Extracted data entries:
..........

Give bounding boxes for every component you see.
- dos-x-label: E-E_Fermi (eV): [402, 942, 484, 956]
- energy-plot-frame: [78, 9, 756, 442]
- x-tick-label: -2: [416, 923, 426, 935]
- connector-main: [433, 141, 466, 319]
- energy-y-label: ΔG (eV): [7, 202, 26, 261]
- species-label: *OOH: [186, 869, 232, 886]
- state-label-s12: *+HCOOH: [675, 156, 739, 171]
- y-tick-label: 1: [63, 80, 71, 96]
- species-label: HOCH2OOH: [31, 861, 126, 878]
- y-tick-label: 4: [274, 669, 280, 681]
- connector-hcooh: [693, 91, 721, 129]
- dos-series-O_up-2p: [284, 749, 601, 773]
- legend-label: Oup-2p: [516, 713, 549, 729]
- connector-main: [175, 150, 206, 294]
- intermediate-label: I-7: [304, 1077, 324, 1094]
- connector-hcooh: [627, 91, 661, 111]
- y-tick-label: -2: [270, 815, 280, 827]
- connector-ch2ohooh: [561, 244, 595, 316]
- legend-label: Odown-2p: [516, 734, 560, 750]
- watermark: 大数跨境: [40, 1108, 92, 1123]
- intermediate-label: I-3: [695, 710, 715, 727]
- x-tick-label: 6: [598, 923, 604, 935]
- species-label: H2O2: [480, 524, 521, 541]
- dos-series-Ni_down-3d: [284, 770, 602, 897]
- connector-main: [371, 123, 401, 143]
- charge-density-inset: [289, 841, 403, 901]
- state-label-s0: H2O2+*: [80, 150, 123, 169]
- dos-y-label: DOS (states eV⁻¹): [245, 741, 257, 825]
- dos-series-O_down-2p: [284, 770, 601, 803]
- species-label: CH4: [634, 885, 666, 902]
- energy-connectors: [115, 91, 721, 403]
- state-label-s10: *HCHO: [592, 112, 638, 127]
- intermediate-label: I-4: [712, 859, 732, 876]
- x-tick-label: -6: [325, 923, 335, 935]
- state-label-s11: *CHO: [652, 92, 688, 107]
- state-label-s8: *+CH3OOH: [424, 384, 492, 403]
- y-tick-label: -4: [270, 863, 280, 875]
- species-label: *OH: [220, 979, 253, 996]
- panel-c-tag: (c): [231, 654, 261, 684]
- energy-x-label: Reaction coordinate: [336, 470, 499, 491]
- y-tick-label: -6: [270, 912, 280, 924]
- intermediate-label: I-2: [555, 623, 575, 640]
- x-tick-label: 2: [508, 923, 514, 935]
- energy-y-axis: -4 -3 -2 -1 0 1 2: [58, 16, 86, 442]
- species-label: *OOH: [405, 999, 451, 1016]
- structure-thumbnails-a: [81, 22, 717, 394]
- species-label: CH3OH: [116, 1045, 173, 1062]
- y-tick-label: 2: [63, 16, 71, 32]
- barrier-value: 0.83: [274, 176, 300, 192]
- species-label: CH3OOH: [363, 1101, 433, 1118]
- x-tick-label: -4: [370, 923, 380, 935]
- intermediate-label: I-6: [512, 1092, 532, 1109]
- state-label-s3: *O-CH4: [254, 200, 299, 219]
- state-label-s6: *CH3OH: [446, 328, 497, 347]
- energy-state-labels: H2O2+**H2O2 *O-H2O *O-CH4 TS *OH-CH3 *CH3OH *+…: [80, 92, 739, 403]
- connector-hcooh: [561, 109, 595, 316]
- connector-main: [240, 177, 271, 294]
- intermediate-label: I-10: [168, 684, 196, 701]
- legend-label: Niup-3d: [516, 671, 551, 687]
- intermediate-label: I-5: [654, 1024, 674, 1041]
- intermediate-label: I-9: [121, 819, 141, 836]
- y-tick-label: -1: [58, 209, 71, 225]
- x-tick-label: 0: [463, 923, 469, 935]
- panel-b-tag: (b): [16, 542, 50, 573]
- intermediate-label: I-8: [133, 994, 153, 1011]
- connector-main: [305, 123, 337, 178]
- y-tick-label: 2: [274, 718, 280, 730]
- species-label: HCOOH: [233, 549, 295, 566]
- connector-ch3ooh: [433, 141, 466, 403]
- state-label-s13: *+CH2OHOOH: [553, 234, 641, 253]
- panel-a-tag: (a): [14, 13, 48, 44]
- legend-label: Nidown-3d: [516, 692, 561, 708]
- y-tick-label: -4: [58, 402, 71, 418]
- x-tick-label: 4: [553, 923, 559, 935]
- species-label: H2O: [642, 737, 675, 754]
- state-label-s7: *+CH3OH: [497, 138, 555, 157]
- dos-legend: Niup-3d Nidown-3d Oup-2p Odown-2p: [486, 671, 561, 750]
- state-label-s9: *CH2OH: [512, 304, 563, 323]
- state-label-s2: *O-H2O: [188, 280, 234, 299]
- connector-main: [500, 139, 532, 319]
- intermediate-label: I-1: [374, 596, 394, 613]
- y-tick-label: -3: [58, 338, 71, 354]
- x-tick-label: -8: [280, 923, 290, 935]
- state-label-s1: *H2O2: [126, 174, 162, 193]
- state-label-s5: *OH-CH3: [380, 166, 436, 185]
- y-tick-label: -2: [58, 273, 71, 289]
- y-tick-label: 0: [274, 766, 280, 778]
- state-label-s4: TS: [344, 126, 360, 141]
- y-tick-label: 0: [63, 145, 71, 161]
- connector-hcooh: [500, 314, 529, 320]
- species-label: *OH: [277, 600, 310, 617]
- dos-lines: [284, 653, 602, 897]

..........

Your task:
Report every line in the records above that contains the string "species", copying each line in full.

Response to this task:
- species-label: *OOH: [186, 869, 232, 886]
- species-label: HOCH2OOH: [31, 861, 126, 878]
- species-label: H2O2: [480, 524, 521, 541]
- species-label: CH4: [634, 885, 666, 902]
- species-label: *OH: [220, 979, 253, 996]
- species-label: *OOH: [405, 999, 451, 1016]
- species-label: CH3OH: [116, 1045, 173, 1062]
- species-label: CH3OOH: [363, 1101, 433, 1118]
- species-label: HCOOH: [233, 549, 295, 566]
- species-label: H2O: [642, 737, 675, 754]
- species-label: *OH: [277, 600, 310, 617]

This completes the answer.